What the exercise asks -
Return the number of lines holding "SRMTID", with nothing added.
** Begin Records **
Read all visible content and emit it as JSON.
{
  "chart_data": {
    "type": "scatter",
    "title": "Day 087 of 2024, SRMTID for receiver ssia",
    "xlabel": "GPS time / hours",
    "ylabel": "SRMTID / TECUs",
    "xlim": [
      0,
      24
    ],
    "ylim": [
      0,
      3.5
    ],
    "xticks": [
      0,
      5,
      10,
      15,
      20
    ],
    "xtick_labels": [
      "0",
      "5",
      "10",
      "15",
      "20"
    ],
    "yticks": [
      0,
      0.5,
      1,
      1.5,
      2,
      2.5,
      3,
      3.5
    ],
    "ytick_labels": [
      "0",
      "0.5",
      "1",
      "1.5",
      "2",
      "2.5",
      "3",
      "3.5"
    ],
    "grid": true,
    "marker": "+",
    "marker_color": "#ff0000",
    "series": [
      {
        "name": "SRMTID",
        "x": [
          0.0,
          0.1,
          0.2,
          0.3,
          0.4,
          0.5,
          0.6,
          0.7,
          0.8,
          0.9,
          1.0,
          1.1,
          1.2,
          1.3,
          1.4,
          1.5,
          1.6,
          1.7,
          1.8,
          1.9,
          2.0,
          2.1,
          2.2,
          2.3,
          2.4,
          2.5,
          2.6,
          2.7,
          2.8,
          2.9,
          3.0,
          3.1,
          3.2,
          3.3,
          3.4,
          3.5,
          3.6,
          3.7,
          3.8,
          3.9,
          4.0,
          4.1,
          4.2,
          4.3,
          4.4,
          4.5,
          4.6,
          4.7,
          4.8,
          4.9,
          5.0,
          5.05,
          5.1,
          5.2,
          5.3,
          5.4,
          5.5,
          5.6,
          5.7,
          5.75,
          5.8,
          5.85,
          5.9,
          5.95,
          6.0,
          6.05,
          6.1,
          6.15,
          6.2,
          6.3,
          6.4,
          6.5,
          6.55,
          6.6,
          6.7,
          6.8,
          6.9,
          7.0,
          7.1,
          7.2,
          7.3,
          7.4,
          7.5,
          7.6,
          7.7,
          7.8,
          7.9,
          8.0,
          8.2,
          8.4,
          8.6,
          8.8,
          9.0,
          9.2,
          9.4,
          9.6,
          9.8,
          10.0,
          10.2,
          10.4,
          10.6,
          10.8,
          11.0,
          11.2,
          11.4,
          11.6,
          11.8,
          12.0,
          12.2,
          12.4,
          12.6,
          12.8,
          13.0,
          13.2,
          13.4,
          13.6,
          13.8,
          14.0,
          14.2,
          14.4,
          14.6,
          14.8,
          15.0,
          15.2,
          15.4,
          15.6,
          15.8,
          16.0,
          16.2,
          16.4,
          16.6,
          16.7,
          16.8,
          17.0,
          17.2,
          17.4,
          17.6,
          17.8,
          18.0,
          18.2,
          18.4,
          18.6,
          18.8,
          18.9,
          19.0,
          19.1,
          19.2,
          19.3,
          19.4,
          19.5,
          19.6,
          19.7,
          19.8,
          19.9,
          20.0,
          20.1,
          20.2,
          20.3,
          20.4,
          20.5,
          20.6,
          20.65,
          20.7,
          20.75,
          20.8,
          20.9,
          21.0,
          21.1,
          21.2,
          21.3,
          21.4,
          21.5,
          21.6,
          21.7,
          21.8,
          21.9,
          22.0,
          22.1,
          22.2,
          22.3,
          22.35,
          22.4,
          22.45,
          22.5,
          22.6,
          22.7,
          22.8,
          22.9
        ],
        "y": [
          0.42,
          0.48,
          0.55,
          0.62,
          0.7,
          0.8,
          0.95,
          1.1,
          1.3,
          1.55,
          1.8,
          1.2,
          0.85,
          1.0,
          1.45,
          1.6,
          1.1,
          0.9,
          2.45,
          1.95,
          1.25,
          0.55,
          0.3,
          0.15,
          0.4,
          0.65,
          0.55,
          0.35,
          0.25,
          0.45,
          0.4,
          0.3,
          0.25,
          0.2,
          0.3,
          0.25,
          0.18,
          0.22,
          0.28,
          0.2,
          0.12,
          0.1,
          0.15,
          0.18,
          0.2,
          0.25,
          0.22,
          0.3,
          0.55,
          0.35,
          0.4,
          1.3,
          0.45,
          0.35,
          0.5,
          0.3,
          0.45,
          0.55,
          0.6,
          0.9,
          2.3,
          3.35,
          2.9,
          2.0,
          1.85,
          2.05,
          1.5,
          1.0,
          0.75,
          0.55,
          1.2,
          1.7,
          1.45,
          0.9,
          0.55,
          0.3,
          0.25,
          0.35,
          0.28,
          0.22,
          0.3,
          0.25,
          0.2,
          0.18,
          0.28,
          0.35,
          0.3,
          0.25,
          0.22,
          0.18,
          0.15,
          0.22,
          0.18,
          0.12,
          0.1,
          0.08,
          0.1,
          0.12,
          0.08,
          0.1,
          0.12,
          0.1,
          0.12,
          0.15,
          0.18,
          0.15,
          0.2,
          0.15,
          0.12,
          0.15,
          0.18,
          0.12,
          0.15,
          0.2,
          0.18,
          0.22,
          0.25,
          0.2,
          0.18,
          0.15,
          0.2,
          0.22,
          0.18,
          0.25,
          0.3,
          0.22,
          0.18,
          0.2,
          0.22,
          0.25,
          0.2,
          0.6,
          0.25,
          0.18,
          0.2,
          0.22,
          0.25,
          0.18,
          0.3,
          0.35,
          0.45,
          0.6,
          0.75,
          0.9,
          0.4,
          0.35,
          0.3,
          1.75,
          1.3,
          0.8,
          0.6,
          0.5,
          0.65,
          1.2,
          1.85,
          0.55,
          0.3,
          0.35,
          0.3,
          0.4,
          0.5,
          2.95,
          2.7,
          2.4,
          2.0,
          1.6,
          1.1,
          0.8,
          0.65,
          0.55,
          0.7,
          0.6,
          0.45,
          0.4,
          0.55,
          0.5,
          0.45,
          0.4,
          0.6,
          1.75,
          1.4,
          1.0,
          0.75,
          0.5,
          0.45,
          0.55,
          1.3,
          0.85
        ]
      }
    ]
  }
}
** End Records **
Complete answer -
3